**WHAT YOU NEED TO DO**
**1)** List every title of a painting or musical piece named in the post about The Music Card Players.
**2)** Continue the post about The Music Card Players, keeping the same first-person voice.

**TEXT FOR ANALYSIS**
[Start of Attachment]

Profile Image "Les joueurs de cartes musicales (The Music Card Players)"

 



















Les joueurs de cartes musicales (The Music Card Players)

TM


(TM writes:)

Photo of Us -- Sensibility, Quietness, and Homage


This is an homage to a particular work, which might be obvious to those familiar with fine art. Would you be able to identify the painter we are paying homage to?


It is based on Les joueurs de cartes (The Card Players) by Paul Cézanne. I created my own version, titled Les joueurs de cartes musicales (The Music Card Players).


Using photographs of ourselves as the basis, I reconstructed the figures from the original painting. Instead of playing cards, the figures are shown holding sheet music -- specifically, small printed versions of the score for Cube 1: Déclencheur, which I then modified and abstracted throughout the image creation process. This piece was conceived around the idea of "what music might sound like if it were composed in the spirit of Cézanne," exploring musical cubism from a conceptual perspective.

Aiming not for precise resemblance but to evoke an atmosphere inspired by Cézanne’s sensibility, I created simulated variations using AI technology from the original photographs of the two. Those were front-facing shots of TI and myself (TM), which were later adjusted to side profiles for the composition, with TI positioned on the left and TM on the right.

[End of Attachment]

**DATASET CONTENT**
[Start of Attachment]

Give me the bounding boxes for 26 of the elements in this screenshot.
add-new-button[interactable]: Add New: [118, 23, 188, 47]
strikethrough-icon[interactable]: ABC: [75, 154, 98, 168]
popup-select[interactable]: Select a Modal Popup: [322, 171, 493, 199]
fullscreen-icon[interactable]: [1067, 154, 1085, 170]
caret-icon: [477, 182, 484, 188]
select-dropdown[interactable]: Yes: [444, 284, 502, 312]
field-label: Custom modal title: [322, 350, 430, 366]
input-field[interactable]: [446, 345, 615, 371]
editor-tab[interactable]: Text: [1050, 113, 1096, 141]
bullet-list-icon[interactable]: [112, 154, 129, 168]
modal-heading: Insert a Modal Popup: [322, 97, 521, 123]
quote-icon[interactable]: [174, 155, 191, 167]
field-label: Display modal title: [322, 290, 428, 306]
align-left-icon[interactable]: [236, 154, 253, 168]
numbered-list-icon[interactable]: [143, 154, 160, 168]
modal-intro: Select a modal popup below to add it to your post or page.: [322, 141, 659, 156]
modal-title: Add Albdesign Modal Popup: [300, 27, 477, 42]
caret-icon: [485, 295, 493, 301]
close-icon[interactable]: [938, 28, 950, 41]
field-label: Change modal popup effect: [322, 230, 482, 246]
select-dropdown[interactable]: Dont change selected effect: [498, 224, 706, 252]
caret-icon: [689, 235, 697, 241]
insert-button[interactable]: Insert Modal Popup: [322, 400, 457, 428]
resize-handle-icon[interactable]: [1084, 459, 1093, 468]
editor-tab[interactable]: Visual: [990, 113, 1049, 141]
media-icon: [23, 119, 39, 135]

[End of Attachment]

**RESULTS OF THE EXERCISE**
**1)**
- Les joueurs de cartes musicales (The Music Card Players)
- Les joueurs de cartes (The Card Players)
- Cube 1: Déclencheur

**2)**
While developing the image, I reflected on the works of Johannes Vermeer, particularly his frequent use of downward gaze to create a quiet, introspective mood. In terms of the clothing, it reflects, more or less, what we actually own, and differs from the original painting.


Reality and Unreality Adrift...


In many ways, the scene captured in this image also resembles our actual creative process in music. If the sheet music cards were replaced with computers, it would reflect the kind of quiet dialogue we have across the digital space -- silently observing, reflecting, exchanging ideas and cards (ie, data files), and muttering thoughts to ourselves. There are no instruments visible, and from the outside, it may not even appear that music is being created.

Yet, unlike physical paintings, this image has no real-world materiality -- there are no strokes, no textured surfaces of paint.  In other words, it looks like a photograph of a painting but is not; it is merely a digitally created image. Our music, too, was never meant to have a material form to begin with. This subtle similarity between digital visual work and music, both non-physical in nature, attracts me a lot as well.

I worked across four separate sessions with AI*, sometimes spending over fifteen hours without producing a single usable image. In total, around one hundred takes were necessary to arrive at the final composition.

* It often felt as if I were being supported by four distinct artistic engineers -- Emmy, the other Emmy, Cléo, and Palette -- each contributing their own spirit to the creation process.


There are some parallels between Cézanne and FMT. Cézanne continued to pursue his unique perspective even without broad recognition, focusing on his own view of reality rather than conforming to established norms.

His consistent textures, unstable perspectives, and disregard for conventional composition rules can be compared to our approach to music, where we largely avoid standardised codes. Just as his work was not widely understood during his lifetime, our music may not fit easily within current mainstream frameworks.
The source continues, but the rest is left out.